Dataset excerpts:
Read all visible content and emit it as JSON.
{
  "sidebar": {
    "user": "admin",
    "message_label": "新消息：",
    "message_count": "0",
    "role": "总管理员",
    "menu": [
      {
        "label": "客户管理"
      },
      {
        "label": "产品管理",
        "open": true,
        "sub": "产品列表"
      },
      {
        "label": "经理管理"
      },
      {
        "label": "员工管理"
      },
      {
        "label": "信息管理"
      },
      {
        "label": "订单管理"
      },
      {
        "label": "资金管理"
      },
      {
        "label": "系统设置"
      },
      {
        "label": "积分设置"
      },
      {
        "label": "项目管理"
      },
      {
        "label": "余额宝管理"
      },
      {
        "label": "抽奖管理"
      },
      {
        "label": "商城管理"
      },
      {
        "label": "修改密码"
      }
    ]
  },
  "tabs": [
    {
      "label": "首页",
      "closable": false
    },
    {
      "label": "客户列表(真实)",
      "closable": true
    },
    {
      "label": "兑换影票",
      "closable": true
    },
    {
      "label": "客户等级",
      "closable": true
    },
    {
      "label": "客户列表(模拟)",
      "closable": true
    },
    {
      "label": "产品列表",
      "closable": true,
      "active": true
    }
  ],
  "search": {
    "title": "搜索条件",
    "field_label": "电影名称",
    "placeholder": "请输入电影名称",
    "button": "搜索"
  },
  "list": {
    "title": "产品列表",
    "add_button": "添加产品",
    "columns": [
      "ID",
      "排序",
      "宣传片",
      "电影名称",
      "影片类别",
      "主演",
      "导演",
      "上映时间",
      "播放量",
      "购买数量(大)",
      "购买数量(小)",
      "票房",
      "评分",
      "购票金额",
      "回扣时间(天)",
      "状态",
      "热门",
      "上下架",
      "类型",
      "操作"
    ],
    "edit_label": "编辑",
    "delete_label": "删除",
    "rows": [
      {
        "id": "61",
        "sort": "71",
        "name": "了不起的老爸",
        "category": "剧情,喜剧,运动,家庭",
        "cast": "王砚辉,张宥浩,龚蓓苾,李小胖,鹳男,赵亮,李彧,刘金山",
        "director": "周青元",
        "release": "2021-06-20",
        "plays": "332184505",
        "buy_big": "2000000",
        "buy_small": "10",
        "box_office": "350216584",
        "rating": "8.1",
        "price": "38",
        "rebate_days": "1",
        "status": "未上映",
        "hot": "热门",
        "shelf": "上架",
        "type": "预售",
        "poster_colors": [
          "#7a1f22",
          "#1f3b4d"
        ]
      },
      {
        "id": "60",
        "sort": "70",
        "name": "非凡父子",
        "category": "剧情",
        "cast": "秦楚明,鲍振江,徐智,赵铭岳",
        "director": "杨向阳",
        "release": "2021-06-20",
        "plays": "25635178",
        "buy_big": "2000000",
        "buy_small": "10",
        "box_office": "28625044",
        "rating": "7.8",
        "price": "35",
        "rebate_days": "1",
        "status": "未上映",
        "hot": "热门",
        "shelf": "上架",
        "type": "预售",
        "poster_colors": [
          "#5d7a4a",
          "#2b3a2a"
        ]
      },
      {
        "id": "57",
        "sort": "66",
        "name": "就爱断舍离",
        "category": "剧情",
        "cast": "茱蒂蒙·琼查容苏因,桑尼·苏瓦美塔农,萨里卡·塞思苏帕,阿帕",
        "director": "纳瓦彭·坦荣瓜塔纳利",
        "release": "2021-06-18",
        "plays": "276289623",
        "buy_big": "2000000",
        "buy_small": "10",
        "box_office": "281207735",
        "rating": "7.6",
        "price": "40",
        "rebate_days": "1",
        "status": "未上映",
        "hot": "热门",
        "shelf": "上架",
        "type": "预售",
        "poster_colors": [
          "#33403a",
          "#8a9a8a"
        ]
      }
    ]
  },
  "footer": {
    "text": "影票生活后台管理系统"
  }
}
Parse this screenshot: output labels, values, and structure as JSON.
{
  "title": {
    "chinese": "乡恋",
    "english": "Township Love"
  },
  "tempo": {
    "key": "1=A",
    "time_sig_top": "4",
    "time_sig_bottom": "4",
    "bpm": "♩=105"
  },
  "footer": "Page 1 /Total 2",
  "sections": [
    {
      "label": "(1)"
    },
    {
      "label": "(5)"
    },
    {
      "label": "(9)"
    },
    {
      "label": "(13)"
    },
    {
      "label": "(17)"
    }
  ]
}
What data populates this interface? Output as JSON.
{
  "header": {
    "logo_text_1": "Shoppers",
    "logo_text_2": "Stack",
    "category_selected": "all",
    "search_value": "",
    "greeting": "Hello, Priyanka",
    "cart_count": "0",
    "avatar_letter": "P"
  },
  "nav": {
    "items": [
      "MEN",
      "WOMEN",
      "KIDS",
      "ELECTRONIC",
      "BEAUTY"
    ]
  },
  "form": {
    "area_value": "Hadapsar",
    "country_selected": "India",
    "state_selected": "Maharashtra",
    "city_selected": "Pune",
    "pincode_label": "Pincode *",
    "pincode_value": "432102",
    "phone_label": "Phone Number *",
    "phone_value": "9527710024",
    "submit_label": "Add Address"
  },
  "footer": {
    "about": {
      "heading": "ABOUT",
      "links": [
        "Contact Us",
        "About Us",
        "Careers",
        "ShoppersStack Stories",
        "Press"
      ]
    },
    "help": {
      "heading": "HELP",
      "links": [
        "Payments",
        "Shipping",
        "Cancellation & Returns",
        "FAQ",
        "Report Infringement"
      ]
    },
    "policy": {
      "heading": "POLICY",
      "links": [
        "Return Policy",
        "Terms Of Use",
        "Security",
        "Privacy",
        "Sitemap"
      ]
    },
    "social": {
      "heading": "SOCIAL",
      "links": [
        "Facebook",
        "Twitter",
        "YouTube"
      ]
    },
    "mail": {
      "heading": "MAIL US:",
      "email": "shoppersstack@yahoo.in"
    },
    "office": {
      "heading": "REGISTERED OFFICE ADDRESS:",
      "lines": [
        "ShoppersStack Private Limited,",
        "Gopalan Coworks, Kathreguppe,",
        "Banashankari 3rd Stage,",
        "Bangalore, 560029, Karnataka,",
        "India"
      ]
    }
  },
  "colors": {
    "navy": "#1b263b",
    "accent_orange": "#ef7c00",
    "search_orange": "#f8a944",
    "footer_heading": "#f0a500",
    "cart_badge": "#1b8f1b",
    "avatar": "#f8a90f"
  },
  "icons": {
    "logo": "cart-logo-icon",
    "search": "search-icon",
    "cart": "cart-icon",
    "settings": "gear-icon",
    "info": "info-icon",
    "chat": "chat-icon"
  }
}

> _Problem statement_
Copy and report every line where the word "this" is present.

> _Solution to the exercise_
Parse this screenshot: output labels, values, and structure as JSON.
What data populates this interface? Output as JSON.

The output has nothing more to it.